JOB:
Say how many lines hold the string "used", and nothing more.

Data entries:
+++++
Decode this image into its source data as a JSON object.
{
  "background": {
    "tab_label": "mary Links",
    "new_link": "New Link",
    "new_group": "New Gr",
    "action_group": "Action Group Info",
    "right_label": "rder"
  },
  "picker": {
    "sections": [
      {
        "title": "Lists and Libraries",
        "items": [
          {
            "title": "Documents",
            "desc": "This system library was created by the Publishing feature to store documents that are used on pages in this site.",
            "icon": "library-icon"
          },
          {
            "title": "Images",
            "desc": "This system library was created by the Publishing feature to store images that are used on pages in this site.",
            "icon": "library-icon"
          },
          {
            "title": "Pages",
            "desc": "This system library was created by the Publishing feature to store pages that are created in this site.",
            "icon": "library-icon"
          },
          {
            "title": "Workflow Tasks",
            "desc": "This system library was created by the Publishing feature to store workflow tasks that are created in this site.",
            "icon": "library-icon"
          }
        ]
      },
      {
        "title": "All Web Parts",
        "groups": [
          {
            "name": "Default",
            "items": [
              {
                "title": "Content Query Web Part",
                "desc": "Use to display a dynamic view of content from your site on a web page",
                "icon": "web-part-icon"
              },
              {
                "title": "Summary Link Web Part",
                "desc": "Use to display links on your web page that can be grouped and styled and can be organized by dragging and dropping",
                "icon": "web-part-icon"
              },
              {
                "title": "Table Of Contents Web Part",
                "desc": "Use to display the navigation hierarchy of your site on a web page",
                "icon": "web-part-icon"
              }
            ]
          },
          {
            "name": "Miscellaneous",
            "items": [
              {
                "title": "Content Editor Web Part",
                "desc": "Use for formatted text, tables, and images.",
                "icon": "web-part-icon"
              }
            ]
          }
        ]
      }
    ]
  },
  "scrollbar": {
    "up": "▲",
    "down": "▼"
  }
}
+++++
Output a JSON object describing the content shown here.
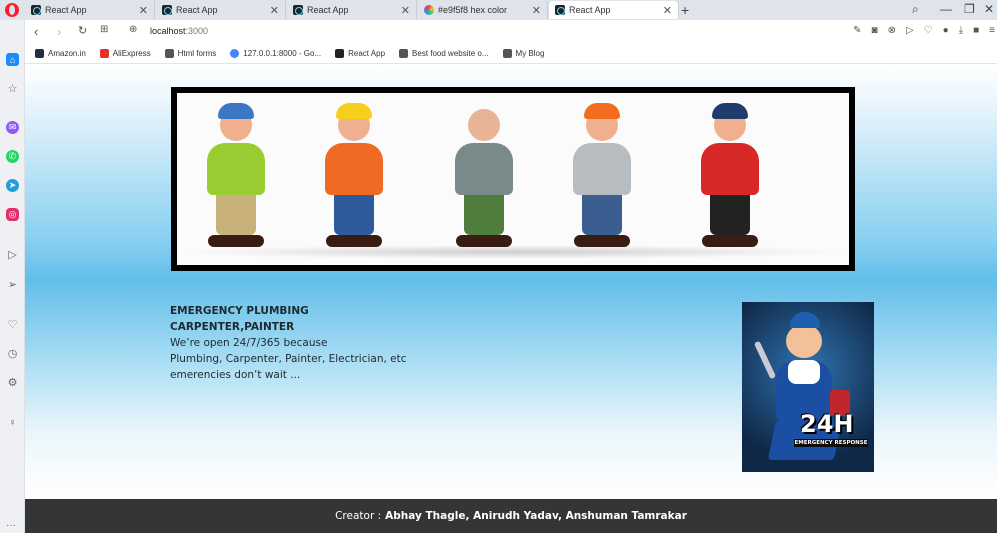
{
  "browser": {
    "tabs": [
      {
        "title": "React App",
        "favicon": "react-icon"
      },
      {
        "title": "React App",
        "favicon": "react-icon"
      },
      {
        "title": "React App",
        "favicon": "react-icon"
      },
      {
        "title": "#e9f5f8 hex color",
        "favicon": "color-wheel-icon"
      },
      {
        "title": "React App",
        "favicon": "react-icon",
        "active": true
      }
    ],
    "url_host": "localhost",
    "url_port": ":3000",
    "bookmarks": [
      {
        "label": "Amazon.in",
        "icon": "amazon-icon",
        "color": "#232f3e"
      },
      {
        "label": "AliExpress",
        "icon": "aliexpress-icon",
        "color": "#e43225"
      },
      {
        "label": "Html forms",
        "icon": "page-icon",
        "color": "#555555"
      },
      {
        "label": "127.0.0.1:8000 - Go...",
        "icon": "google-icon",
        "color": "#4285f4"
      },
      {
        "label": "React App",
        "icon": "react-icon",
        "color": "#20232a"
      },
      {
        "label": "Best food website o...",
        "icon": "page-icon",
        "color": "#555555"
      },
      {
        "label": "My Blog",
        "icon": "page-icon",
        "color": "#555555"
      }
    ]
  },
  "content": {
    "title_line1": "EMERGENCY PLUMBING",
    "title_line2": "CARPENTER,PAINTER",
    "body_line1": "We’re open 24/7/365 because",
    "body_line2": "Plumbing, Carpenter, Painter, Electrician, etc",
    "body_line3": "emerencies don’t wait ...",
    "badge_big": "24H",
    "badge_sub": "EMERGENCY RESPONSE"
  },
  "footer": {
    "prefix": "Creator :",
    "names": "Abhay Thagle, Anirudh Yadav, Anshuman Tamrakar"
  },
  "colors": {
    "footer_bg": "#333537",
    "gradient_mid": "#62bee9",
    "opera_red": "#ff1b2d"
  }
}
+++++
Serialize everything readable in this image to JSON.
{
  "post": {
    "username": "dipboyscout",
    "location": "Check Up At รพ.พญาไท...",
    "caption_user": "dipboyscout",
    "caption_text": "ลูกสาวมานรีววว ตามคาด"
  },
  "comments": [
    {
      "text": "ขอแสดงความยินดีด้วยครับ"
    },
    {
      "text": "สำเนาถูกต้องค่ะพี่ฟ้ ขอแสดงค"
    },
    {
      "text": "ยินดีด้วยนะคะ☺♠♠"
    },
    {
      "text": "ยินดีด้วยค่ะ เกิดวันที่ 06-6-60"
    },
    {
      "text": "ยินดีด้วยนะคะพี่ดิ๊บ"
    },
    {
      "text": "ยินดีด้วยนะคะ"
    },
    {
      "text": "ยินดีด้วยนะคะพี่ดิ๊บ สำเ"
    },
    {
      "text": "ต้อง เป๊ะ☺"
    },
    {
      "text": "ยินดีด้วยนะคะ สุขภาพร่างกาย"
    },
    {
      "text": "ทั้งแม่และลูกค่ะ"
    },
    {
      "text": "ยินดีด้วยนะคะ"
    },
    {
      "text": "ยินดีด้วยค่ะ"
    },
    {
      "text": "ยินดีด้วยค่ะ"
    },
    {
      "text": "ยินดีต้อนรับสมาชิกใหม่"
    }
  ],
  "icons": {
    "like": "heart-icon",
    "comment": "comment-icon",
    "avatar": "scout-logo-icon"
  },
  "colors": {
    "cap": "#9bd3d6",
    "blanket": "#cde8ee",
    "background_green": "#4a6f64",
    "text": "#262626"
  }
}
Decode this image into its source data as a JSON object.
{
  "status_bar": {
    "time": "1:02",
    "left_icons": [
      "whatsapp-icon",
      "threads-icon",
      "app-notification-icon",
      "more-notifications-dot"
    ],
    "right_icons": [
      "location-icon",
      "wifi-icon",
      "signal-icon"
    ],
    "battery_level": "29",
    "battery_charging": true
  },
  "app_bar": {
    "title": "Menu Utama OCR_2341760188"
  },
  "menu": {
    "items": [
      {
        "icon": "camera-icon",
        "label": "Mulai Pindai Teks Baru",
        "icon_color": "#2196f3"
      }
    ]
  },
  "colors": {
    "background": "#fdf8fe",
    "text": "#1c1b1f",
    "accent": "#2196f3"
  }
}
+++++
WORKED ANSWER:
2